→ Problem to work on:
Examine the entries and show every line in which the word "Anomalies" is found.

>> BEGIN

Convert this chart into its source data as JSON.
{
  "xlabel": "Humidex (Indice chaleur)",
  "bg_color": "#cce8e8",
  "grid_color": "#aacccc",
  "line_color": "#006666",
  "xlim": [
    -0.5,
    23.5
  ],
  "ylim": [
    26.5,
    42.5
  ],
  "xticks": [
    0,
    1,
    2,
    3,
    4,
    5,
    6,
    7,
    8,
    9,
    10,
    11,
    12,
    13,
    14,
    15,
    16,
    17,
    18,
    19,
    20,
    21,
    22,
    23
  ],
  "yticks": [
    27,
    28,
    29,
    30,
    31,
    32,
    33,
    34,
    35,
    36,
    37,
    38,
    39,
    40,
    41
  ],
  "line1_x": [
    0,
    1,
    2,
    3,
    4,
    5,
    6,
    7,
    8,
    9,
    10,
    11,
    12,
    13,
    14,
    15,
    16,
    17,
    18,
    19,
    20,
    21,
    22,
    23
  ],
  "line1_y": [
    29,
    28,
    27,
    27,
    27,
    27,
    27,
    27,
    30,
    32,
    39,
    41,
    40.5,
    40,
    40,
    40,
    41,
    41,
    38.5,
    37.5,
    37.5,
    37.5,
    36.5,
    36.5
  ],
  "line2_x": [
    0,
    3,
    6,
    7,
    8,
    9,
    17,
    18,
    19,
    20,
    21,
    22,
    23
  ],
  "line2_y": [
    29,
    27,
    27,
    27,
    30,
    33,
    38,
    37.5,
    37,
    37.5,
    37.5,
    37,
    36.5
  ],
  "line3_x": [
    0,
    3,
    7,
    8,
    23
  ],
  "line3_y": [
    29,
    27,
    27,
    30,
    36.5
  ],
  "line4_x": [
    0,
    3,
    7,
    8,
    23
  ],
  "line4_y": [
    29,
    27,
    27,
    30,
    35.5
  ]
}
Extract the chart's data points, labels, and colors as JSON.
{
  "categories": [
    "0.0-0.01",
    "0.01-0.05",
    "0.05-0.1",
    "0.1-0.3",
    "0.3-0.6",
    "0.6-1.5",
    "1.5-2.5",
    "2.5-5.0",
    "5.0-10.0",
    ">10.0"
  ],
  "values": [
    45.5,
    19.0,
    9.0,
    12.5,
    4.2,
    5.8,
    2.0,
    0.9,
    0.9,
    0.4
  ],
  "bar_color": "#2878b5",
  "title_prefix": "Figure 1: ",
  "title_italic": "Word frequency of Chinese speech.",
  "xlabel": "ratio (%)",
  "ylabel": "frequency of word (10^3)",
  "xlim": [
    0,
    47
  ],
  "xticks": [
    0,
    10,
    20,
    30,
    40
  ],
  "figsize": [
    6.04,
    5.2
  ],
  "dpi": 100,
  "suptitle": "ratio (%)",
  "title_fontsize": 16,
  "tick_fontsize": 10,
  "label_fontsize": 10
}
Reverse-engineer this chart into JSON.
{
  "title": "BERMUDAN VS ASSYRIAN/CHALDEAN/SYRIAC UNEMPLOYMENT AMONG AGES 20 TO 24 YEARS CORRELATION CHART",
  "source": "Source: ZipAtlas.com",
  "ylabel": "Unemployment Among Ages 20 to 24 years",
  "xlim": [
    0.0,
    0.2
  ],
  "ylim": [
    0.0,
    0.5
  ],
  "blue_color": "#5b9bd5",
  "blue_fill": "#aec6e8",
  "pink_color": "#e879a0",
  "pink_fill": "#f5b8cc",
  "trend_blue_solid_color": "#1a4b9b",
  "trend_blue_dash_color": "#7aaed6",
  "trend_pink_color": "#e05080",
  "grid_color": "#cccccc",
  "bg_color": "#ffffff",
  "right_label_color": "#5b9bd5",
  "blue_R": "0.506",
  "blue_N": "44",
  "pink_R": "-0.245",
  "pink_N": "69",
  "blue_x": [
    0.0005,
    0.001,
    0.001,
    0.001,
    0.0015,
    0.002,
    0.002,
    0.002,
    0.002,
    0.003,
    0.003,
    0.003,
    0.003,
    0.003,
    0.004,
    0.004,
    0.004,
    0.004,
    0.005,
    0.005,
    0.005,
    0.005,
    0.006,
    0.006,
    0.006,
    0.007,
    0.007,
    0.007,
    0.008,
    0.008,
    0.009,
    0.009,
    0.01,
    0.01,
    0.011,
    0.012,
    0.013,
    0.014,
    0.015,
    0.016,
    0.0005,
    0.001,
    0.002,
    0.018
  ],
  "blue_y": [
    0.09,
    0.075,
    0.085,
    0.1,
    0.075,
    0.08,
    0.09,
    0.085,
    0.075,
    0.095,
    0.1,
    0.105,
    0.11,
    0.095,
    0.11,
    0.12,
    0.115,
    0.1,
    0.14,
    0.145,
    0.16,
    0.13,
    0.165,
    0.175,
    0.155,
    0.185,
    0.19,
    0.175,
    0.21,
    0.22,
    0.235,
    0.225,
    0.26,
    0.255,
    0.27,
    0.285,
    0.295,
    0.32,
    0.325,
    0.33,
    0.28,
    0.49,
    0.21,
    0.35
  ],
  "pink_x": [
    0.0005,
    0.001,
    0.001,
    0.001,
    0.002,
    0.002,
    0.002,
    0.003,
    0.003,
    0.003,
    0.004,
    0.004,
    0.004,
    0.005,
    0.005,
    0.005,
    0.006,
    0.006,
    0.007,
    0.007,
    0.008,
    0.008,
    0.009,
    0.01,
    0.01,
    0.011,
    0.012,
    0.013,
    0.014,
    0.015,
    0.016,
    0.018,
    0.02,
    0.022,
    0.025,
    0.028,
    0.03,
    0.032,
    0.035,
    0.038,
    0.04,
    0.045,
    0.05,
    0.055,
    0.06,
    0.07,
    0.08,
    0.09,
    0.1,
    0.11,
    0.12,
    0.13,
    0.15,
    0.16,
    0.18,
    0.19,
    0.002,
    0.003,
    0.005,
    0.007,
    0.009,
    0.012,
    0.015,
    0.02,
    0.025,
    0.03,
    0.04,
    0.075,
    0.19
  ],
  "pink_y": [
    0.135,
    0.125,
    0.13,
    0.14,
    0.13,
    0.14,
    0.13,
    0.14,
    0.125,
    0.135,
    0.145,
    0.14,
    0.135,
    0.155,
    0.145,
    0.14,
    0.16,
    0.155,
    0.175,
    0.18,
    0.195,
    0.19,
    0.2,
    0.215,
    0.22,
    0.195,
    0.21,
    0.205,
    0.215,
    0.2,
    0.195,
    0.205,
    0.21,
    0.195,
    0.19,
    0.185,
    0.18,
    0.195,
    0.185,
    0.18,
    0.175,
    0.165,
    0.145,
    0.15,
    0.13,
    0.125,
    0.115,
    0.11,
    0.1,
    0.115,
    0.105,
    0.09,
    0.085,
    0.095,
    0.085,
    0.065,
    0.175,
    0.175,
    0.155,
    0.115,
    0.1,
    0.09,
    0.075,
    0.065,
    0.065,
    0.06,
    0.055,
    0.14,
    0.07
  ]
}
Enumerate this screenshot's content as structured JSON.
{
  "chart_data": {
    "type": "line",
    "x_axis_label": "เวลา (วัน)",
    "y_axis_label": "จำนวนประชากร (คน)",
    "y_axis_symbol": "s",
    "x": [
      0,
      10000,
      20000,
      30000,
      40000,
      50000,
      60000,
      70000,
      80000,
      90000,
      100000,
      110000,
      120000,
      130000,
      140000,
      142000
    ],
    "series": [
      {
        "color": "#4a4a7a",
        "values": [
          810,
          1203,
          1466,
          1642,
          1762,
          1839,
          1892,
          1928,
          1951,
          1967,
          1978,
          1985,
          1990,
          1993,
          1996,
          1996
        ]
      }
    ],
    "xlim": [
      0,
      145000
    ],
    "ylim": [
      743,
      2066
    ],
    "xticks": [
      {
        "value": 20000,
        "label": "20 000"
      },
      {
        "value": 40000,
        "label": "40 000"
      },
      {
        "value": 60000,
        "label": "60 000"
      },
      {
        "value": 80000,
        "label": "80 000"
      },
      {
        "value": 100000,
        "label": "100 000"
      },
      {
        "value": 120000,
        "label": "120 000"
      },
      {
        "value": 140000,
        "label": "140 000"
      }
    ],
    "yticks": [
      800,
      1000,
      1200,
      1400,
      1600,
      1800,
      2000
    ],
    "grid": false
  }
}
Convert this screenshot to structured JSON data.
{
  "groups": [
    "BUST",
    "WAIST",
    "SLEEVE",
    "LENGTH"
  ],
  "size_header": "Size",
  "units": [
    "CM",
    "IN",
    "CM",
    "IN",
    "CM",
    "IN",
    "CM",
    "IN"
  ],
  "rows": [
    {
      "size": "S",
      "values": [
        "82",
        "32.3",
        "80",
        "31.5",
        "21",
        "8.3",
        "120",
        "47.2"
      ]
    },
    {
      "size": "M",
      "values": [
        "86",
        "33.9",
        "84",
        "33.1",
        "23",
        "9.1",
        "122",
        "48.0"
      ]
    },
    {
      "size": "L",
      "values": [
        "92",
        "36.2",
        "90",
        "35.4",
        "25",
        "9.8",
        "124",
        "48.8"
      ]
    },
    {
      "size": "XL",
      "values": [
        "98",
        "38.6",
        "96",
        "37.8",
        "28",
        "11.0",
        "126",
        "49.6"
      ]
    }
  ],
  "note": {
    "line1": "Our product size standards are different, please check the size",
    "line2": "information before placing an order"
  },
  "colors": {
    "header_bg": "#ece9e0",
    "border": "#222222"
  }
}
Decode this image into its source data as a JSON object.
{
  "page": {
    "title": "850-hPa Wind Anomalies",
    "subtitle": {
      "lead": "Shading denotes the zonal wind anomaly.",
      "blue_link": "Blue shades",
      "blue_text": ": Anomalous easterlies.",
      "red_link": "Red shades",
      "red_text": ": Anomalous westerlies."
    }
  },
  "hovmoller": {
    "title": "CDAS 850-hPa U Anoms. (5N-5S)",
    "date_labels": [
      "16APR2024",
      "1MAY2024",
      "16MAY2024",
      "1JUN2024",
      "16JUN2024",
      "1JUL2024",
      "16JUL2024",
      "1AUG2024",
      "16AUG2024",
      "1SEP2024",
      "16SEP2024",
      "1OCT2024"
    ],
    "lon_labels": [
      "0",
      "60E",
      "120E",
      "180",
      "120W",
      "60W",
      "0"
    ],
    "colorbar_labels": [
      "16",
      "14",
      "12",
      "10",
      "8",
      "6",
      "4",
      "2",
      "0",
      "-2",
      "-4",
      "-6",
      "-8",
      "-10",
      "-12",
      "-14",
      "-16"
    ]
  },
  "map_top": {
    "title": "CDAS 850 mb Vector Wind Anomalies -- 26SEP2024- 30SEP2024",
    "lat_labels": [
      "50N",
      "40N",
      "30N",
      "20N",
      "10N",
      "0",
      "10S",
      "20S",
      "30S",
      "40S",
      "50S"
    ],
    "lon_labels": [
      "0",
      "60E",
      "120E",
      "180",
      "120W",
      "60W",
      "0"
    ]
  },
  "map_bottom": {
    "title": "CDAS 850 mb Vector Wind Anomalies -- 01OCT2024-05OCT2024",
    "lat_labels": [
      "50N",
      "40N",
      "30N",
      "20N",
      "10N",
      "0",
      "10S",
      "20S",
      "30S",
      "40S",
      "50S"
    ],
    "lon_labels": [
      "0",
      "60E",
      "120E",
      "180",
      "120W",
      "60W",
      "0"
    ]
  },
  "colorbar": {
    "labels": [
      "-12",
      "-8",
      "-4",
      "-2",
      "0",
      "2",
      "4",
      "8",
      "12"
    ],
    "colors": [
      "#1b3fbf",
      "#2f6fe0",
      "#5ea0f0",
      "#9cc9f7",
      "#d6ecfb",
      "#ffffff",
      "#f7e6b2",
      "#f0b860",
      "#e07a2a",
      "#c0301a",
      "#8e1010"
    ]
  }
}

>> END

→ Correct result:
    "title": "850-hPa Wind Anomalies",
    "title": "CDAS 850 mb Vector Wind Anomalies -- 26SEP2024- 30SEP2024",
    "title": "CDAS 850 mb Vector Wind Anomalies -- 01OCT2024-05OCT2024",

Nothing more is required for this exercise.